Copy each line of the material below that includes the string "People".

--- start ---

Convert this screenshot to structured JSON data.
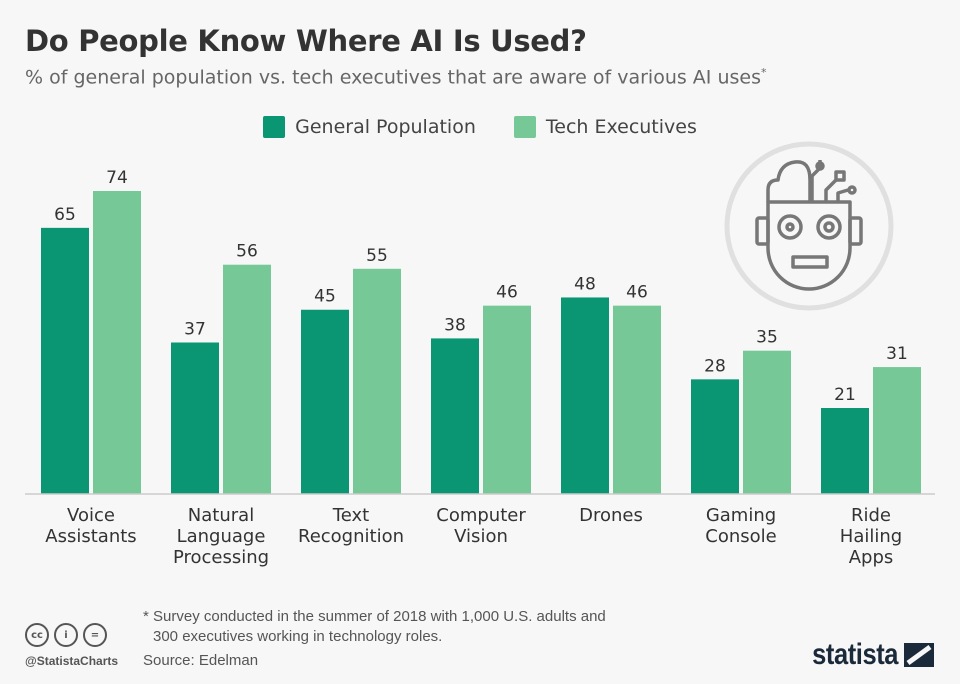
{
  "title": "Do People Know Where AI Is Used?",
  "subtitle": "% of general population vs. tech executives that are aware of various AI uses",
  "subtitle_mark": "*",
  "colors": {
    "general_population": "#0a9672",
    "tech_executives": "#76c897",
    "axis": "#cccccc"
  },
  "illustration": "robot-head-icon",
  "chart_data": {
    "type": "bar",
    "title": "Do People Know Where AI Is Used?",
    "categories": [
      [
        "Voice",
        "Assistants"
      ],
      [
        "Natural",
        "Language",
        "Processing"
      ],
      [
        "Text",
        "Recognition"
      ],
      [
        "Computer",
        "Vision"
      ],
      [
        "Drones"
      ],
      [
        "Gaming",
        "Console"
      ],
      [
        "Ride",
        "Hailing",
        "Apps"
      ]
    ],
    "series": [
      {
        "name": "General Population",
        "values": [
          65,
          37,
          45,
          38,
          48,
          28,
          21
        ]
      },
      {
        "name": "Tech Executives",
        "values": [
          74,
          56,
          55,
          46,
          46,
          35,
          31
        ]
      }
    ],
    "ylim": [
      0,
      80
    ],
    "grid": false,
    "legend": "top-center",
    "data_labels": true
  },
  "footer": {
    "note_line1": "* Survey conducted in the summer of 2018 with 1,000 U.S. adults and",
    "note_line2": "300 executives working in technology roles.",
    "source": "Source: Edelman",
    "handle": "@StatistaCharts",
    "license_icons": [
      "cc",
      "i",
      "="
    ],
    "brand": "statista"
  }
}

--- end ---

Solution for this task ▸
  "title": "Do People Know Where AI Is Used?",
    "title": "Do People Know Where AI Is Used?",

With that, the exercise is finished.